• _PROVIDED INFORMATION_:

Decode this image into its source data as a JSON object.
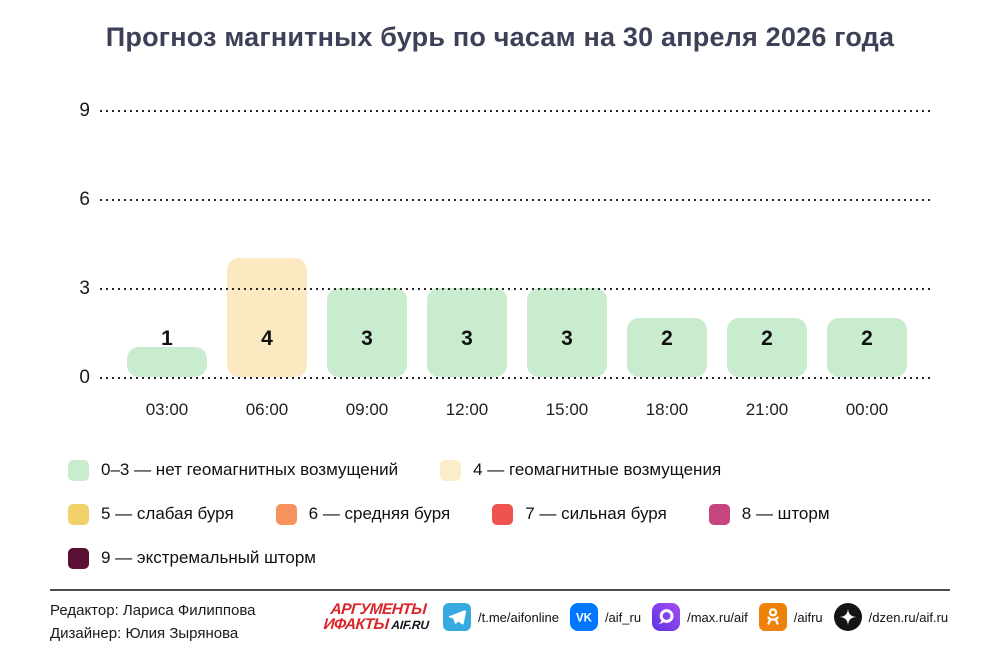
{
  "title": "Прогноз магнитных бурь по часам на 30 апреля 2026 года",
  "chart_data": {
    "type": "bar",
    "title": "Прогноз магнитных бурь по часам на 30 апреля 2026 года",
    "categories": [
      "03:00",
      "06:00",
      "09:00",
      "12:00",
      "15:00",
      "18:00",
      "21:00",
      "00:00"
    ],
    "values": [
      1,
      4,
      3,
      3,
      3,
      2,
      2,
      2
    ],
    "bar_colors": [
      "#c9ecce",
      "#fce9c2",
      "#c9ecce",
      "#c9ecce",
      "#c9ecce",
      "#c9ecce",
      "#c9ecce",
      "#c9ecce"
    ],
    "xlabel": "",
    "ylabel": "",
    "ylim": [
      0,
      9
    ],
    "yticks": [
      0,
      3,
      6,
      9
    ],
    "grid": "horizontal-dotted",
    "value_labels": true,
    "legend_position": "below"
  },
  "legend": {
    "rows": [
      [
        {
          "color": "#c9ecce",
          "label": "0–3 — нет геомагнитных возмущений"
        },
        {
          "color": "#fbedca",
          "label": "4 — геомагнитные возмущения"
        }
      ],
      [
        {
          "color": "#f2d16b",
          "label": "5 — слабая буря"
        },
        {
          "color": "#f6925d",
          "label": "6 — средняя буря"
        },
        {
          "color": "#ef534e",
          "label": "7 — сильная буря"
        },
        {
          "color": "#c64480",
          "label": "8 — шторм"
        }
      ],
      [
        {
          "color": "#5b1033",
          "label": "9 — экстремальный шторм"
        }
      ]
    ]
  },
  "footer": {
    "credits": [
      "Редактор: Лариса Филиппова",
      "Дизайнер: Юлия Зырянова"
    ],
    "logo": {
      "line1": "АРГУМЕНТЫ",
      "line2": "ИФАКТЫ",
      "suffix": "AIF.RU"
    },
    "socials": [
      {
        "icon": "telegram-icon",
        "handle": "/t.me/aifonline",
        "color": "#36a9e1"
      },
      {
        "icon": "vk-icon",
        "handle": "/aif_ru",
        "color": "#0077ff"
      },
      {
        "icon": "max-icon",
        "handle": "/max.ru/aif",
        "color": "#7b40ec"
      },
      {
        "icon": "ok-icon",
        "handle": "/aifru",
        "color": "#ee8208"
      },
      {
        "icon": "dzen-icon",
        "handle": "/dzen.ru/aif.ru",
        "color": "#141414"
      }
    ]
  },
  "colors": {
    "title_text": "#3d4158",
    "axis_text": "#1a1a1a",
    "grid": "#262626"
  }
}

• _WHAT TO DO_: Search the lines for the word "бурь" and report how many contain it, by number only.

• _FINAL RESULT_: 2